Records for processing =>
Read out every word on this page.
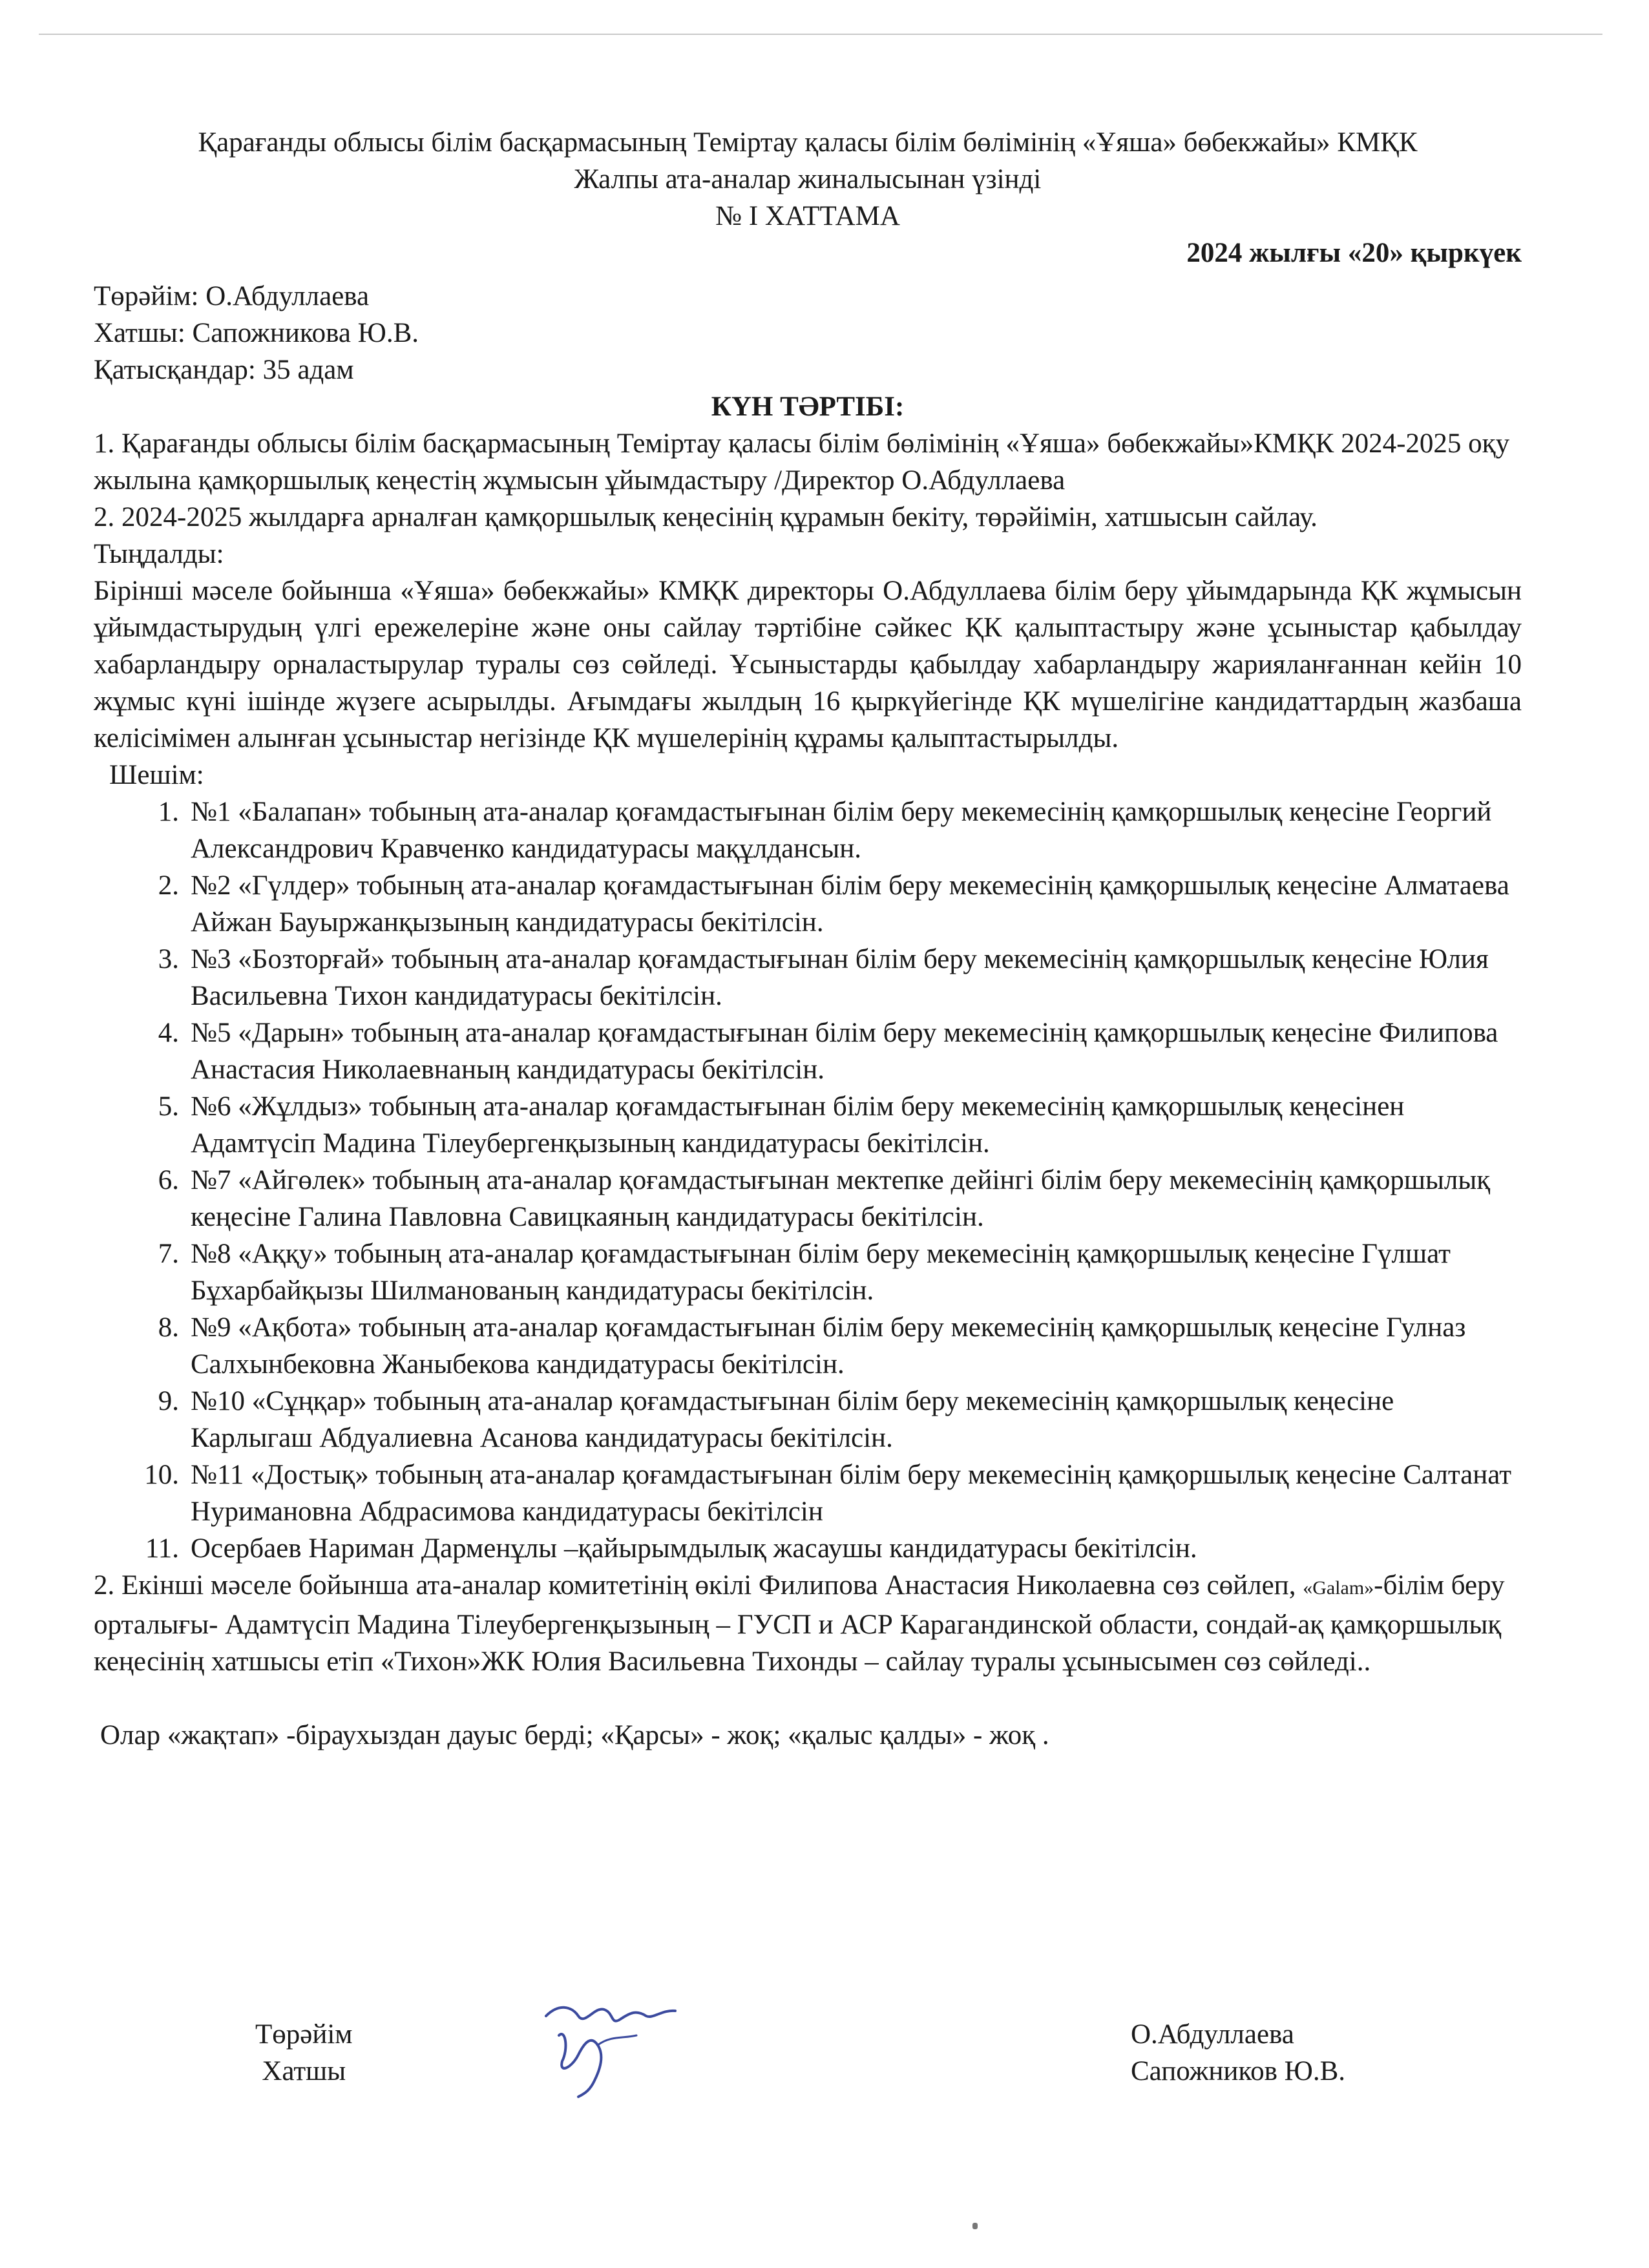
Қарағанды облысы білім басқармасының Теміртау қаласы білім бөлімінің «Ұяша» бөбекжайы» КМҚК

Жалпы ата-аналар жиналысынан үзінді

№ І ХАТТАМА

2024 жылғы «20» қыркүек

Төрәйім: О.Абдуллаева

Хатшы: Сапожникова Ю.В.

Қатысқандар: 35 адам

КҮН ТӘРТІБІ:

1. Қарағанды облысы білім басқармасының Теміртау қаласы білім бөлімінің «Ұяша» бөбекжайы»КМҚК 2024-2025 оқу жылына қамқоршылық кеңестің жұмысын ұйымдастыру /Директор О.Абдуллаева

2. 2024-2025 жылдарға арналған қамқоршылық кеңесінің құрамын бекіту, төрәйімін, хатшысын сайлау.

Тыңдалды:

Бірінші мәселе бойынша «Ұяша» бөбекжайы» КМҚК директоры О.Абдуллаева білім беру ұйымдарында ҚК жұмысын ұйымдастырудың үлгі ережелеріне және оны сайлау тәртібіне сәйкес ҚК қалыптастыру және ұсыныстар қабылдау хабарландыру орналастырулар туралы сөз сөйледі. Ұсыныстарды қабылдау хабарландыру жарияланғаннан кейін 10 жұмыс күні ішінде жүзеге асырылды. Ағымдағы жылдың 16 қыркүйегінде ҚК мүшелігіне кандидаттардың жазбаша келісімімен алынған ұсыныстар негізінде ҚК мүшелерінің құрамы қалыптастырылды.

Шешім:

1. №1 «Балапан» тобының ата-аналар қоғамдастығынан білім беру мекемесінің қамқоршылық кеңесіне Георгий Александрович Кравченко кандидатурасы мақұлдансын.
2. №2 «Гүлдер» тобының ата-аналар қоғамдастығынан білім беру мекемесінің қамқоршылық кеңесіне Алматаева Айжан Бауыржанқызының кандидатурасы бекітілсін.
3. №3 «Бозторғай» тобының ата-аналар қоғамдастығынан білім беру мекемесінің қамқоршылық кеңесіне Юлия Васильевна Тихон кандидатурасы бекітілсін.
4. №5 «Дарын» тобының ата-аналар қоғамдастығынан білім беру мекемесінің қамқоршылық кеңесіне Филипова Анастасия Николаевнаның кандидатурасы бекітілсін.
5. №6 «Жұлдыз» тобының ата-аналар қоғамдастығынан білім беру мекемесінің қамқоршылық кеңесінен Адамтүсіп Мадина Тілеубергенқызының кандидатурасы бекітілсін.
6. №7 «Айгөлек» тобының ата-аналар қоғамдастығынан мектепке дейінгі білім беру мекемесінің қамқоршылық кеңесіне Галина Павловна Савицкаяның кандидатурасы бекітілсін.
7. №8 «Аққу» тобының ата-аналар қоғамдастығынан білім беру мекемесінің қамқоршылық кеңесіне Гүлшат Бұхарбайқызы Шилманованың кандидатурасы бекітілсін.
8. №9 «Ақбота» тобының ата-аналар қоғамдастығынан білім беру мекемесінің қамқоршылық кеңесіне Гулназ Салхынбековна Жаныбекова кандидатурасы бекітілсін.
9. №10 «Сұңқар» тобының ата-аналар қоғамдастығынан білім беру мекемесінің қамқоршылық кеңесіне Карлыгаш Абдуалиевна Асанова кандидатурасы бекітілсін.
10. №11 «Достық» тобының ата-аналар қоғамдастығынан білім беру мекемесінің қамқоршылық кеңесіне Салтанат Нуримановна Абдрасимова кандидатурасы бекітілсін
11. Осербаев Нариман Дарменұлы –қайырымдылық жасаушы кандидатурасы бекітілсін.

2. Екінші мәселе бойынша ата-аналар комитетінің өкілі Филипова Анастасия Николаевна сөз сөйлеп, «Galam»-білім беру орталығы- Адамтүсіп Мадина Тілеубергенқызының – ГУСП и АСР Карагандинской области, сондай-ақ қамқоршылық кеңесінің хатшысы етіп «Тихон»ЖК Юлия Васильевна Тихонды – сайлау туралы ұсынысымен сөз сөйледі..

Олар «жақтап» -біраухыздан дауыс берді; «Қарсы» - жоқ; «қалыс қалды» - жоқ .

Төрәйім

Хатшы

О.Абдуллаева

Сапожников Ю.В.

Job =>
In the copy, include no pictures; restate the listing above exactly.

Problem solution =>
Read out every word on this page.
Қарағанды облысы білім басқармасының Теміртау қаласы білім бөлімінің «Ұяша» бөбекжайы» КМҚК

Жалпы ата-аналар жиналысынан үзінді

№ І ХАТТАМА

2024 жылғы «20» қыркүек

Төрәйім: О.Абдуллаева

Хатшы: Сапожникова Ю.В.

Қатысқандар: 35 адам

КҮН ТӘРТІБІ:

1. Қарағанды облысы білім басқармасының Теміртау қаласы білім бөлімінің «Ұяша» бөбекжайы»КМҚК 2024-2025 оқу жылына қамқоршылық кеңестің жұмысын ұйымдастыру /Директор О.Абдуллаева

2. 2024-2025 жылдарға арналған қамқоршылық кеңесінің құрамын бекіту, төрәйімін, хатшысын сайлау.

Тыңдалды:

Бірінші мәселе бойынша «Ұяша» бөбекжайы» КМҚК директоры О.Абдуллаева білім беру ұйымдарында ҚК жұмысын ұйымдастырудың үлгі ережелеріне және оны сайлау тәртібіне сәйкес ҚК қалыптастыру және ұсыныстар қабылдау хабарландыру орналастырулар туралы сөз сөйледі. Ұсыныстарды қабылдау хабарландыру жарияланғаннан кейін 10 жұмыс күні ішінде жүзеге асырылды. Ағымдағы жылдың 16 қыркүйегінде ҚК мүшелігіне кандидаттардың жазбаша келісімімен алынған ұсыныстар негізінде ҚК мүшелерінің құрамы қалыптастырылды.

Шешім:

1. №1 «Балапан» тобының ата-аналар қоғамдастығынан білім беру мекемесінің қамқоршылық кеңесіне Георгий Александрович Кравченко кандидатурасы мақұлдансын.
2. №2 «Гүлдер» тобының ата-аналар қоғамдастығынан білім беру мекемесінің қамқоршылық кеңесіне Алматаева Айжан Бауыржанқызының кандидатурасы бекітілсін.
3. №3 «Бозторғай» тобының ата-аналар қоғамдастығынан білім беру мекемесінің қамқоршылық кеңесіне Юлия Васильевна Тихон кандидатурасы бекітілсін.
4. №5 «Дарын» тобының ата-аналар қоғамдастығынан білім беру мекемесінің қамқоршылық кеңесіне Филипова Анастасия Николаевнаның кандидатурасы бекітілсін.
5. №6 «Жұлдыз» тобының ата-аналар қоғамдастығынан білім беру мекемесінің қамқоршылық кеңесінен Адамтүсіп Мадина Тілеубергенқызының кандидатурасы бекітілсін.
6. №7 «Айгөлек» тобының ата-аналар қоғамдастығынан мектепке дейінгі білім беру мекемесінің қамқоршылық кеңесіне Галина Павловна Савицкаяның кандидатурасы бекітілсін.
7. №8 «Аққу» тобының ата-аналар қоғамдастығынан білім беру мекемесінің қамқоршылық кеңесіне Гүлшат Бұхарбайқызы Шилманованың кандидатурасы бекітілсін.
8. №9 «Ақбота» тобының ата-аналар қоғамдастығынан білім беру мекемесінің қамқоршылық кеңесіне Гулназ Салхынбековна Жаныбекова кандидатурасы бекітілсін.
9. №10 «Сұңқар» тобының ата-аналар қоғамдастығынан білім беру мекемесінің қамқоршылық кеңесіне Карлыгаш Абдуалиевна Асанова кандидатурасы бекітілсін.
10. №11 «Достық» тобының ата-аналар қоғамдастығынан білім беру мекемесінің қамқоршылық кеңесіне Салтанат Нуримановна Абдрасимова кандидатурасы бекітілсін
11. Осербаев Нариман Дарменұлы –қайырымдылық жасаушы кандидатурасы бекітілсін.

2. Екінші мәселе бойынша ата-аналар комитетінің өкілі Филипова Анастасия Николаевна сөз сөйлеп, «Galam»-білім беру орталығы- Адамтүсіп Мадина Тілеубергенқызының – ГУСП и АСР Карагандинской области, сондай-ақ қамқоршылық кеңесінің хатшысы етіп «Тихон»ЖК Юлия Васильевна Тихонды – сайлау туралы ұсынысымен сөз сөйледі..

Олар «жақтап» -біраухыздан дауыс берді; «Қарсы» - жоқ; «қалыс қалды» - жоқ .

Төрәйім

Хатшы

О.Абдуллаева

Сапожников Ю.В.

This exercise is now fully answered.